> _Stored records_

■ ■ ■ ■ ■ ■ ■

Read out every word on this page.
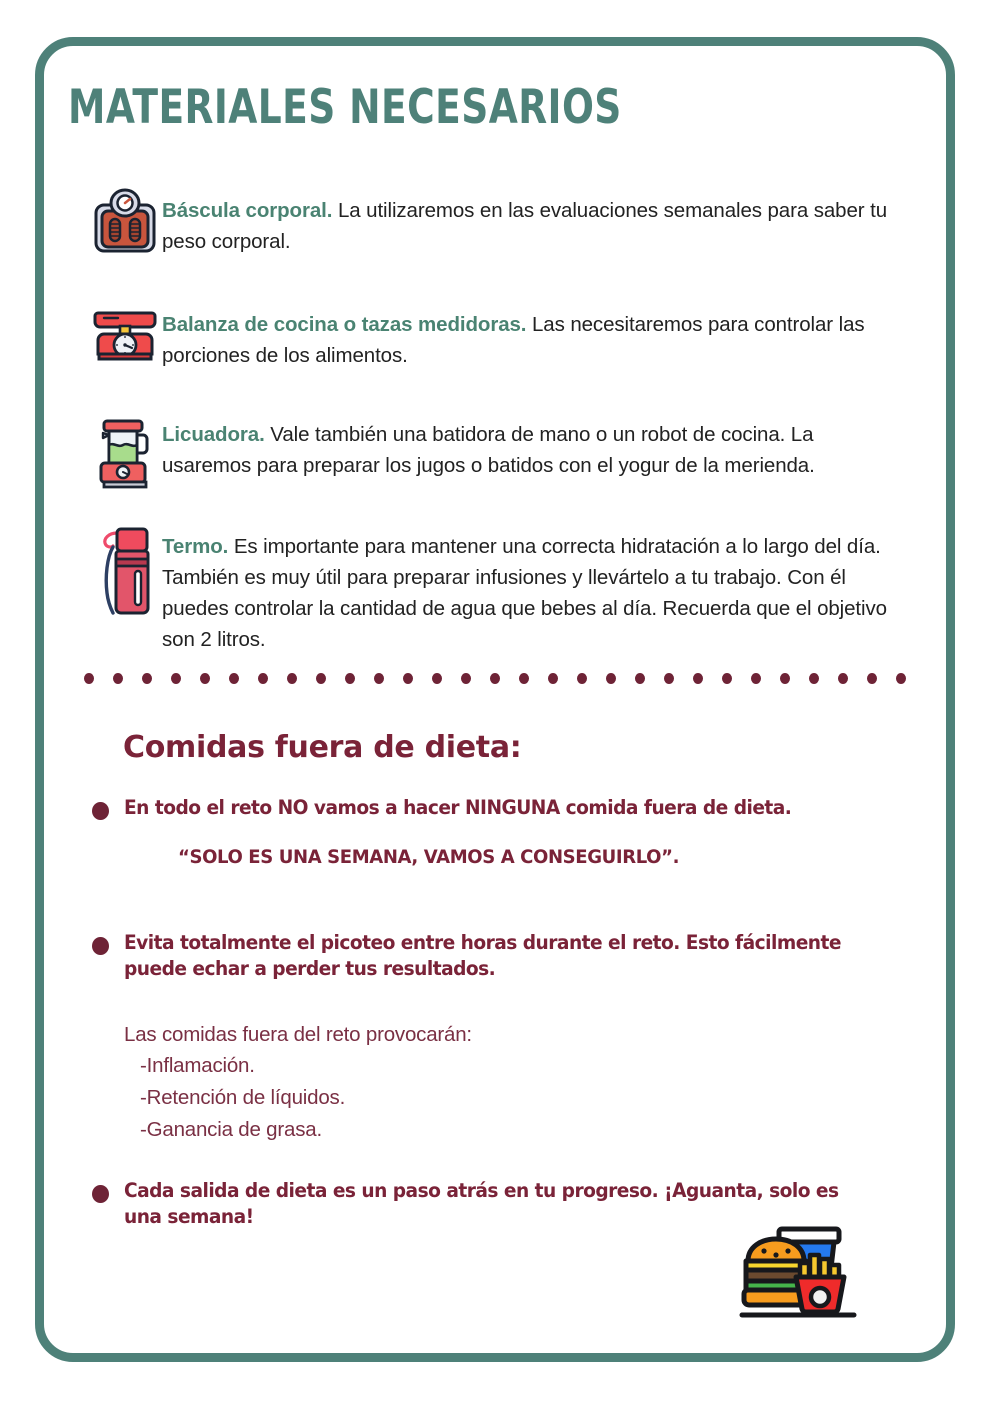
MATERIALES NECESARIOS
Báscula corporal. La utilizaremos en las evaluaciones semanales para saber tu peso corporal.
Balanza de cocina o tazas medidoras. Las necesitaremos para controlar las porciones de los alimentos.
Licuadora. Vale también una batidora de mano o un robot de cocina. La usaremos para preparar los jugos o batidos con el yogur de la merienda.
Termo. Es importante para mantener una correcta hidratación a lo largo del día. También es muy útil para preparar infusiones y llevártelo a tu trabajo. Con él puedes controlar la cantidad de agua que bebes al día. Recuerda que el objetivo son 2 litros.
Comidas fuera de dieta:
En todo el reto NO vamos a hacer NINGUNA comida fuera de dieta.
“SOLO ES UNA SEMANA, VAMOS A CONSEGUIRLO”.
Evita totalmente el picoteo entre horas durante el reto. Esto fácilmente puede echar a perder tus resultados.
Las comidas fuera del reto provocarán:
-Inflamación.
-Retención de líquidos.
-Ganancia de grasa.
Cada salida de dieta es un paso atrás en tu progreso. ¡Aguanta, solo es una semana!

■ ■ ■ ■ ■ ■ ■

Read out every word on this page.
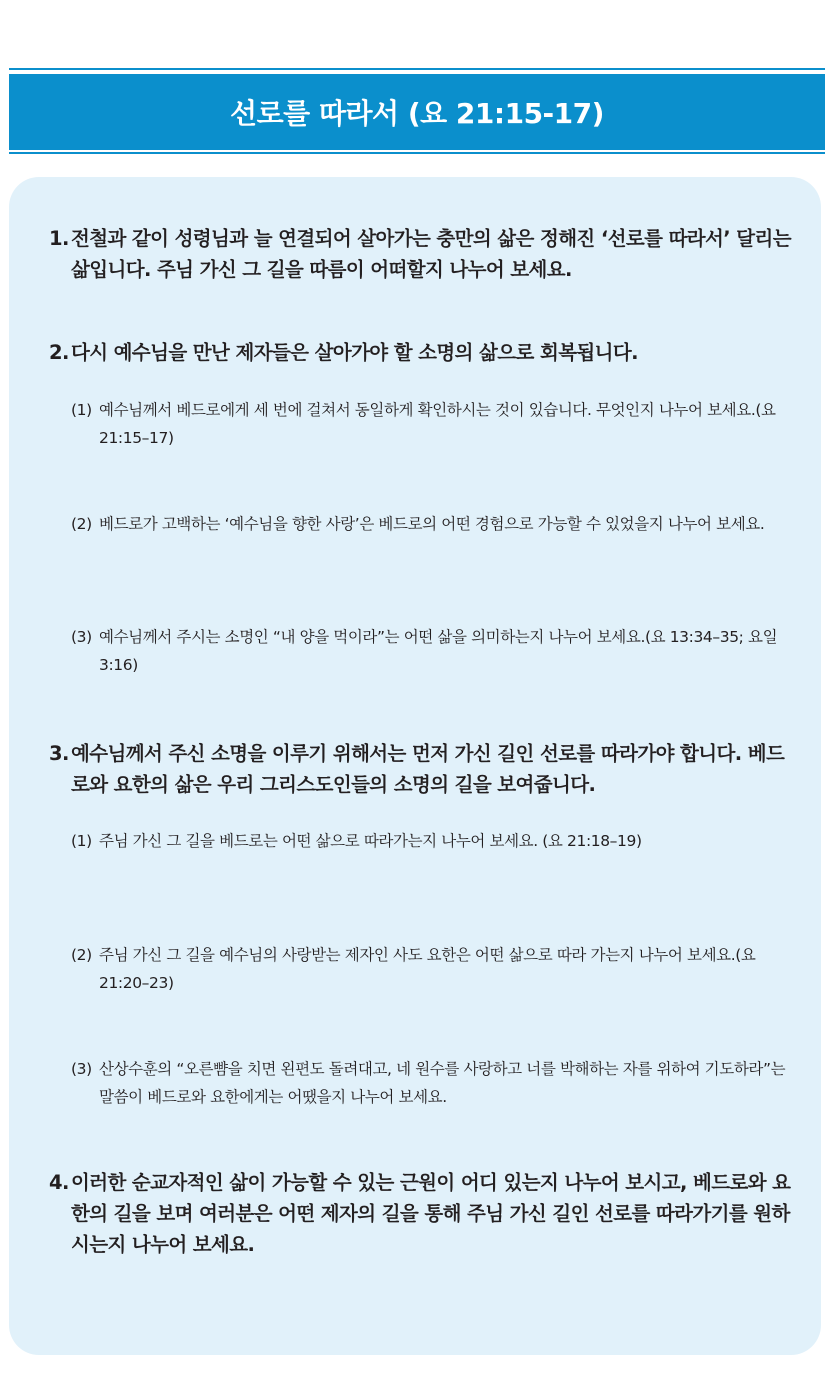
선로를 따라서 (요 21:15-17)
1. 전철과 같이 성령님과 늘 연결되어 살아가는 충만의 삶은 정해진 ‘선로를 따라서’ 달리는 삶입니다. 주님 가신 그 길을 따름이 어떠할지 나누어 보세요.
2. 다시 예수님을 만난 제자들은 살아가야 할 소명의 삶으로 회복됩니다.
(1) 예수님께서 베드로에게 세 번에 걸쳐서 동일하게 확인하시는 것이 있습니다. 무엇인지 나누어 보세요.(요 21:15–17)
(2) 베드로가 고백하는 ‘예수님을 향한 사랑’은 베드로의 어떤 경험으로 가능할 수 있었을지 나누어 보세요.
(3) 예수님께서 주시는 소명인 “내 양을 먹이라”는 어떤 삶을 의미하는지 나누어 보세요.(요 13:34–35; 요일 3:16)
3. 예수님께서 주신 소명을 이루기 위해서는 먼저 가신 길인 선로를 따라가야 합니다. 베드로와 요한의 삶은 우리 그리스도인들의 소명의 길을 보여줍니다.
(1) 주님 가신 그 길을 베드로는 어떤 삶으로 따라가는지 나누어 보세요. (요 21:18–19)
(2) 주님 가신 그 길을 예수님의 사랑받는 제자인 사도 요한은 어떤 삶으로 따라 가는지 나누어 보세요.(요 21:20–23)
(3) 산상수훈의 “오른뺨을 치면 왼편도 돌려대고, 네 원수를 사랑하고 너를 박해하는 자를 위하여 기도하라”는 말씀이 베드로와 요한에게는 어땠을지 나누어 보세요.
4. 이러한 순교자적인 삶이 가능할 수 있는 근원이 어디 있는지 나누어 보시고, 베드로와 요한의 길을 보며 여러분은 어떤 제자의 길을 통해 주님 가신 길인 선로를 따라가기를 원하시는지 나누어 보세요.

■ ■ ■ ■ ■ ■ ■

> _Instructions to follow_
List each line holding the string "예수님을".

> _Response to the exercise_
2. 다시 예수님을 만난 제자들은 살아가야 할 소명의 삶으로 회복됩니다.
(2) 베드로가 고백하는 ‘예수님을 향한 사랑’은 베드로의 어떤 경험으로 가능할 수 있었을지 나누어 보세요.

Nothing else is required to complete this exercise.